Copy the rows word for word, beginning at the line that has "Bar <box>49 27 618 77</box>" and ending after the line that has "Title: Soil Temperatures".

[START MATERIAL PROVIDED]

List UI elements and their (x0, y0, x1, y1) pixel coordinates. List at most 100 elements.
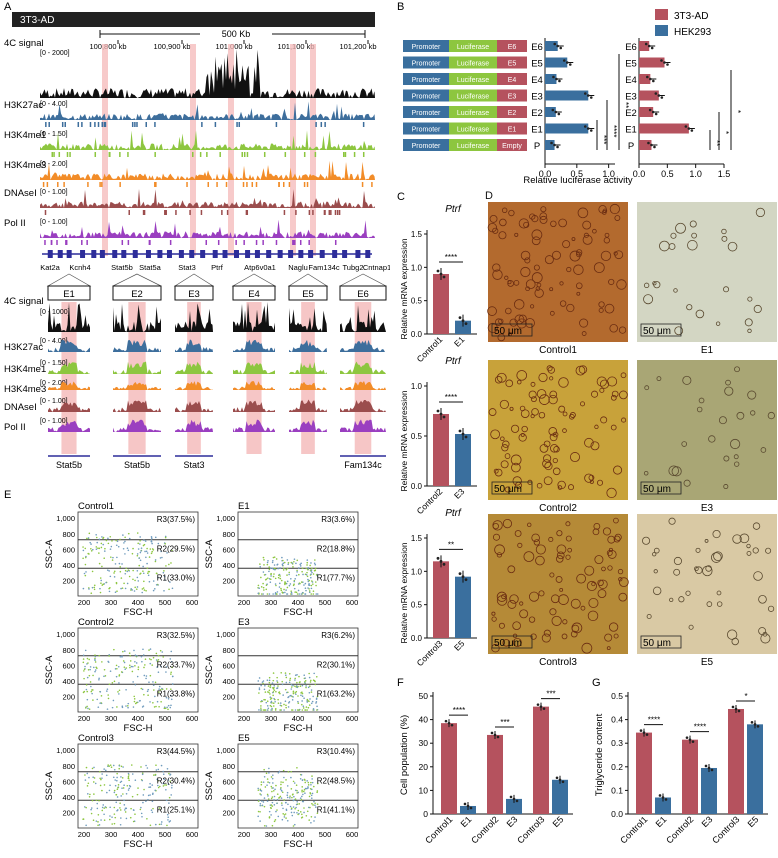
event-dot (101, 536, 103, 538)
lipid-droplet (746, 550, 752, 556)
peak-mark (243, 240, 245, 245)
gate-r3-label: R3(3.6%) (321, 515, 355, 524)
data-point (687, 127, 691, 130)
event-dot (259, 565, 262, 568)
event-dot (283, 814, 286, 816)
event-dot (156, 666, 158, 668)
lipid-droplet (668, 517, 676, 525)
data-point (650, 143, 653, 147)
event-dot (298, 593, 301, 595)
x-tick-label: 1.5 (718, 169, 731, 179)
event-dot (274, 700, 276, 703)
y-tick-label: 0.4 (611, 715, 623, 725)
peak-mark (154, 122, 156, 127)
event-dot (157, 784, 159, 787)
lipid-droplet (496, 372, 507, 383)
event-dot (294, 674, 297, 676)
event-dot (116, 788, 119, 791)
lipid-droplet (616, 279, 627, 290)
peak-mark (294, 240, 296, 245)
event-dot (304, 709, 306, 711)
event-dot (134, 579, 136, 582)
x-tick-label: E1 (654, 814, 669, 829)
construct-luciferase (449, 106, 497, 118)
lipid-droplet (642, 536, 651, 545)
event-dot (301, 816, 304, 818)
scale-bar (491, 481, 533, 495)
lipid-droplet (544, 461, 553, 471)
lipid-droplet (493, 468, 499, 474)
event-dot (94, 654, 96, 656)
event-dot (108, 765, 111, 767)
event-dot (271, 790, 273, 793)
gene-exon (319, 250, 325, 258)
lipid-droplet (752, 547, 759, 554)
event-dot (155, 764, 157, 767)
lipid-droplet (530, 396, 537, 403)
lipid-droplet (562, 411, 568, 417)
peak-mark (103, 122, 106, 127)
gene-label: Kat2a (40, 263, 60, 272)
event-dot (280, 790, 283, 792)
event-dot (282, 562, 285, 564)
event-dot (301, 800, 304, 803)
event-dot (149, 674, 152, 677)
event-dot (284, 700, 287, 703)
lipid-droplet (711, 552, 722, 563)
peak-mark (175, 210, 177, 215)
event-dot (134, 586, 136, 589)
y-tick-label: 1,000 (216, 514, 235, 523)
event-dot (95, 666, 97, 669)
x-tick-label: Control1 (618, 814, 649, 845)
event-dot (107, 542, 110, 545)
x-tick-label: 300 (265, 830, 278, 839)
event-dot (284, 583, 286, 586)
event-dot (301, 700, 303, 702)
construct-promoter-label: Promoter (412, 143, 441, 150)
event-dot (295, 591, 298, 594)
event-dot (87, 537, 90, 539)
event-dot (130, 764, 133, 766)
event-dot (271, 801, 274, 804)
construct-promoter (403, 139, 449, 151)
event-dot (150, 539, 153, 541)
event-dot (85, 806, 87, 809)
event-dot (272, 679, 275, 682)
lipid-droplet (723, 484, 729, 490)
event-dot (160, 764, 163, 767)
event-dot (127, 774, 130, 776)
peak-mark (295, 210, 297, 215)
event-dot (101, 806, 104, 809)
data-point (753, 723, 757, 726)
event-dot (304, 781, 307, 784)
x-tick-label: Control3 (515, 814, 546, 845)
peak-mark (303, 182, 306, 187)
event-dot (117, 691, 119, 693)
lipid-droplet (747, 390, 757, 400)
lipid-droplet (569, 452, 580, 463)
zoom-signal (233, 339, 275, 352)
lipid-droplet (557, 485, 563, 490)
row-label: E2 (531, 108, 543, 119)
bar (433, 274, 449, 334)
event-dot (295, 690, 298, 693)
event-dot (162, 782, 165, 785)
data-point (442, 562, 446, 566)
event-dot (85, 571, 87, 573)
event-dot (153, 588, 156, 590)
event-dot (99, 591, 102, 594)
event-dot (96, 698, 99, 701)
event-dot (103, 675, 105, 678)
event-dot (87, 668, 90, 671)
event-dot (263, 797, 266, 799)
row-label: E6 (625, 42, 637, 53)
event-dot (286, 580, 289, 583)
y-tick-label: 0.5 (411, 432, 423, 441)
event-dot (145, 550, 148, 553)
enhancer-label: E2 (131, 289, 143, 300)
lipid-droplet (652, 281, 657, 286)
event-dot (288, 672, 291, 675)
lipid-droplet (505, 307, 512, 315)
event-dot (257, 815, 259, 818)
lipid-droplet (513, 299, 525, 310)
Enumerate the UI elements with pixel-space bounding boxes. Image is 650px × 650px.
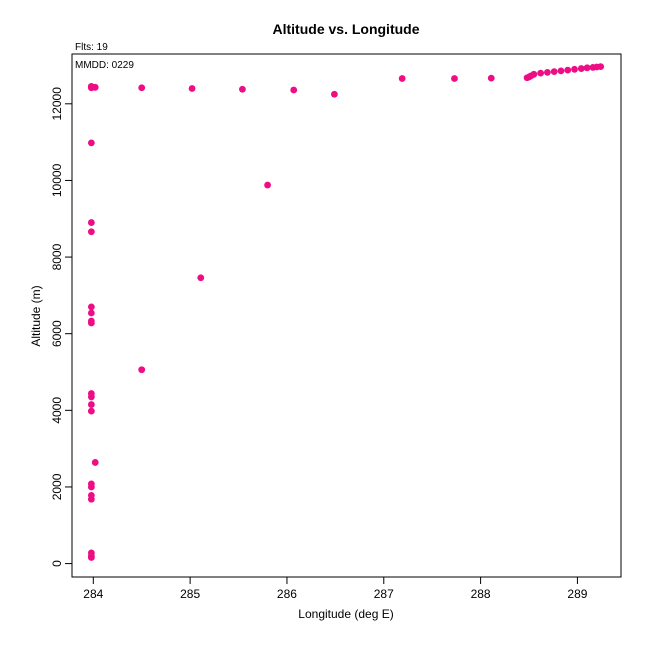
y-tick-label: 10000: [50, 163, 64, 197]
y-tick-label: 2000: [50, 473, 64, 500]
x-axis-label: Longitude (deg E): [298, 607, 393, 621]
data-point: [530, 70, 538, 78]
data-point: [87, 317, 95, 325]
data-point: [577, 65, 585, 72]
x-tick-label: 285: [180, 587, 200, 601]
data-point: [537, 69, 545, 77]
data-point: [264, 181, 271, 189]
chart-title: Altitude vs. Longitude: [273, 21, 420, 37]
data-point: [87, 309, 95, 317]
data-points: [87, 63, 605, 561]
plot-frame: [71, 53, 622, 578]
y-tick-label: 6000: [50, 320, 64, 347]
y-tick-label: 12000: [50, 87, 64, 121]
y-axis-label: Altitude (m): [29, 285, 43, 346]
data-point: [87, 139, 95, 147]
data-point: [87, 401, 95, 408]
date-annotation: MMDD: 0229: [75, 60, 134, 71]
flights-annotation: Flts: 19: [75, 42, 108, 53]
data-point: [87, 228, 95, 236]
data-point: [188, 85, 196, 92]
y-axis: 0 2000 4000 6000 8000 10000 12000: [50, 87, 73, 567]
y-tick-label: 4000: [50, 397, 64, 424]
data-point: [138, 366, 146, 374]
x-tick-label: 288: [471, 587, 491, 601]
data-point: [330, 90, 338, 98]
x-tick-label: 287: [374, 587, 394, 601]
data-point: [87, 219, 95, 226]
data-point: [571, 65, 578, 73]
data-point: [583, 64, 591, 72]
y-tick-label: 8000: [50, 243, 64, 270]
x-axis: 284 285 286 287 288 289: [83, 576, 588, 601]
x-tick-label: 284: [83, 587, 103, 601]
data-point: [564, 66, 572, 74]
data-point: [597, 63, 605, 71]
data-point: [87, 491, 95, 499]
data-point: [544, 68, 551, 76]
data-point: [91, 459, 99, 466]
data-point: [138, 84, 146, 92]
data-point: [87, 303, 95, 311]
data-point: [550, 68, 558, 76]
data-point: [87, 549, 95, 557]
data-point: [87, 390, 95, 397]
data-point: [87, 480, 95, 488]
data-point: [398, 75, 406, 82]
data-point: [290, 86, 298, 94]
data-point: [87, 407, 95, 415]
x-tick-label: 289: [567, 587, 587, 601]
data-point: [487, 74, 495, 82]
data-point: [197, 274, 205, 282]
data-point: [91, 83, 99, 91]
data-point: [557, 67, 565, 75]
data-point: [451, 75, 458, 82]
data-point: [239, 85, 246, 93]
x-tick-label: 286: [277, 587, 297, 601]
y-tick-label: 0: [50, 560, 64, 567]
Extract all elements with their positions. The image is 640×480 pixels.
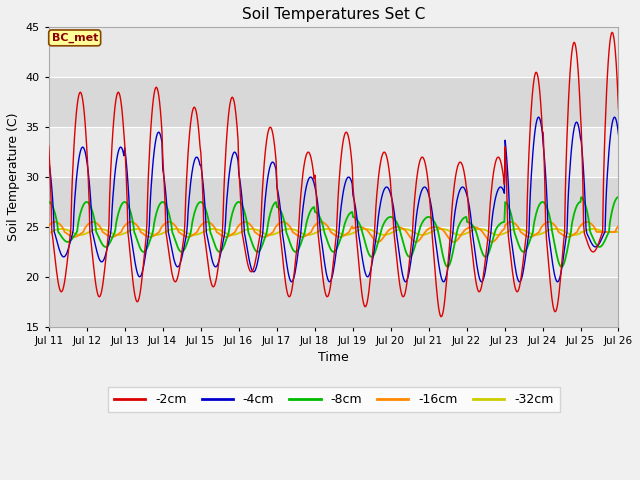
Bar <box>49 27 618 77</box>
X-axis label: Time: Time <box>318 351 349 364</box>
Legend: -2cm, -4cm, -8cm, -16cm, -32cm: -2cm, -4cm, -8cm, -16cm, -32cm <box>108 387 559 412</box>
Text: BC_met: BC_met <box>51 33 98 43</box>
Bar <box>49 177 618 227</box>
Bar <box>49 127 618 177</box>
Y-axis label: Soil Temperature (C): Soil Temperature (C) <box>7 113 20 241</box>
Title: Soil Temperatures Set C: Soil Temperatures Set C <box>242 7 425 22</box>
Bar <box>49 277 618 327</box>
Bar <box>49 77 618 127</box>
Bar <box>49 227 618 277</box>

[END MATERIAL PROVIDED]

▸ ANSWER TO THIS EXERCISE:
Bar <box>49 27 618 77</box>
X-axis label: Time: Time <box>318 351 349 364</box>
Legend: -2cm, -4cm, -8cm, -16cm, -32cm: -2cm, -4cm, -8cm, -16cm, -32cm <box>108 387 559 412</box>
Text: BC_met: BC_met <box>51 33 98 43</box>
Bar <box>49 177 618 227</box>
Bar <box>49 127 618 177</box>
Y-axis label: Soil Temperature (C): Soil Temperature (C) <box>7 113 20 241</box>
Title: Soil Temperatures Set C: Soil Temperatures Set C <box>242 7 425 22</box>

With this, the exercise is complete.